▶ [SHORT PROBLEM]: Copy every entry exactly as given, minus the images.
## start INPUT RECORDS
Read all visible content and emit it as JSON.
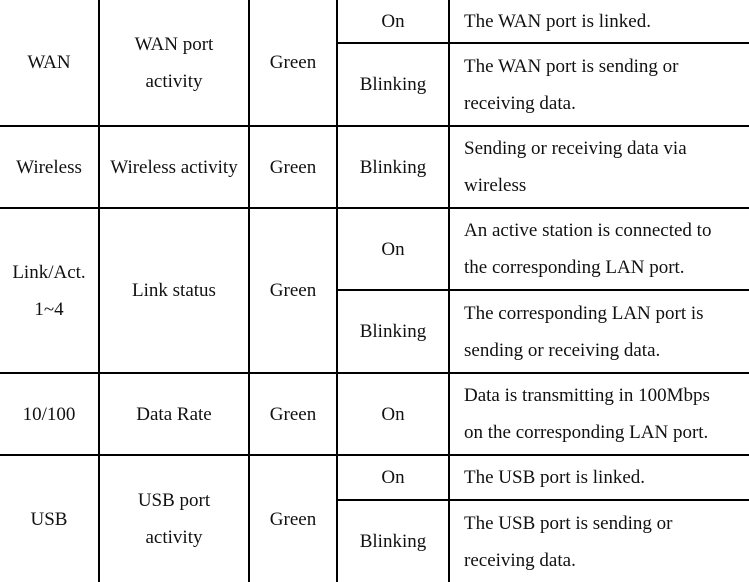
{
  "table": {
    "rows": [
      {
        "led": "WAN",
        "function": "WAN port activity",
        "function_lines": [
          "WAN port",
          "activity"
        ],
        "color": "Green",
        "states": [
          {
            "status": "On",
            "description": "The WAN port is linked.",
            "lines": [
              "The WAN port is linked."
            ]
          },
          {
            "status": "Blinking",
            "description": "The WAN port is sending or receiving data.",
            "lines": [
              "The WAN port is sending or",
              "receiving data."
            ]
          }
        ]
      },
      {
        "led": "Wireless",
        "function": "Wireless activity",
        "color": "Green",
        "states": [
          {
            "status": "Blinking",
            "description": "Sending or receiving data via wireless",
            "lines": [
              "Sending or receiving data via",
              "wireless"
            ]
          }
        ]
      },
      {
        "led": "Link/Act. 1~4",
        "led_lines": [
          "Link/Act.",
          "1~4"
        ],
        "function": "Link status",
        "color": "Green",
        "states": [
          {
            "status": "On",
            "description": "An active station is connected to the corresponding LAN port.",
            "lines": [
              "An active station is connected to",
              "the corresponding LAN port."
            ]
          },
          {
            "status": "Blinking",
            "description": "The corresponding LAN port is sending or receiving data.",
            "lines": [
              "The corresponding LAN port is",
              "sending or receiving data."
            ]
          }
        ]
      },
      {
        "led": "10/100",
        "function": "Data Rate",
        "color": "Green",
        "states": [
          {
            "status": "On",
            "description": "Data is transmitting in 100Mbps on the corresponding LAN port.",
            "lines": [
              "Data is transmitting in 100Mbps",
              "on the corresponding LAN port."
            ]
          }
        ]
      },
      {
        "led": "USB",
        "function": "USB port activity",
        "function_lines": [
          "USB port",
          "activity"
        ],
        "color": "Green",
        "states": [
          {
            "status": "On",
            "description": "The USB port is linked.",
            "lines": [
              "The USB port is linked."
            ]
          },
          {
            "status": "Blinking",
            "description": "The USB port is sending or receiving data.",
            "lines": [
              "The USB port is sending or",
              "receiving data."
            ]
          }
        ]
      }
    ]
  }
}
## end INPUT RECORDS
▶ [OUTPUT FOR THIS EXERCISE]:
Read all visible content and emit it as JSON.
{
  "table": {
    "rows": [
      {
        "led": "WAN",
        "function": "WAN port activity",
        "function_lines": [
          "WAN port",
          "activity"
        ],
        "color": "Green",
        "states": [
          {
            "status": "On",
            "description": "The WAN port is linked.",
            "lines": [
              "The WAN port is linked."
            ]
          },
          {
            "status": "Blinking",
            "description": "The WAN port is sending or receiving data.",
            "lines": [
              "The WAN port is sending or",
              "receiving data."
            ]
          }
        ]
      },
      {
        "led": "Wireless",
        "function": "Wireless activity",
        "color": "Green",
        "states": [
          {
            "status": "Blinking",
            "description": "Sending or receiving data via wireless",
            "lines": [
              "Sending or receiving data via",
              "wireless"
            ]
          }
        ]
      },
      {
        "led": "Link/Act. 1~4",
        "led_lines": [
          "Link/Act.",
          "1~4"
        ],
        "function": "Link status",
        "color": "Green",
        "states": [
          {
            "status": "On",
            "description": "An active station is connected to the corresponding LAN port.",
            "lines": [
              "An active station is connected to",
              "the corresponding LAN port."
            ]
          },
          {
            "status": "Blinking",
            "description": "The corresponding LAN port is sending or receiving data.",
            "lines": [
              "The corresponding LAN port is",
              "sending or receiving data."
            ]
          }
        ]
      },
      {
        "led": "10/100",
        "function": "Data Rate",
        "color": "Green",
        "states": [
          {
            "status": "On",
            "description": "Data is transmitting in 100Mbps on the corresponding LAN port.",
            "lines": [
              "Data is transmitting in 100Mbps",
              "on the corresponding LAN port."
            ]
          }
        ]
      },
      {
        "led": "USB",
        "function": "USB port activity",
        "function_lines": [
          "USB port",
          "activity"
        ],
        "color": "Green",
        "states": [
          {
            "status": "On",
            "description": "The USB port is linked.",
            "lines": [
              "The USB port is linked."
            ]
          },
          {
            "status": "Blinking",
            "description": "The USB port is sending or receiving data.",
            "lines": [
              "The USB port is sending or",
              "receiving data."
            ]
          }
        ]
      }
    ]
  }
}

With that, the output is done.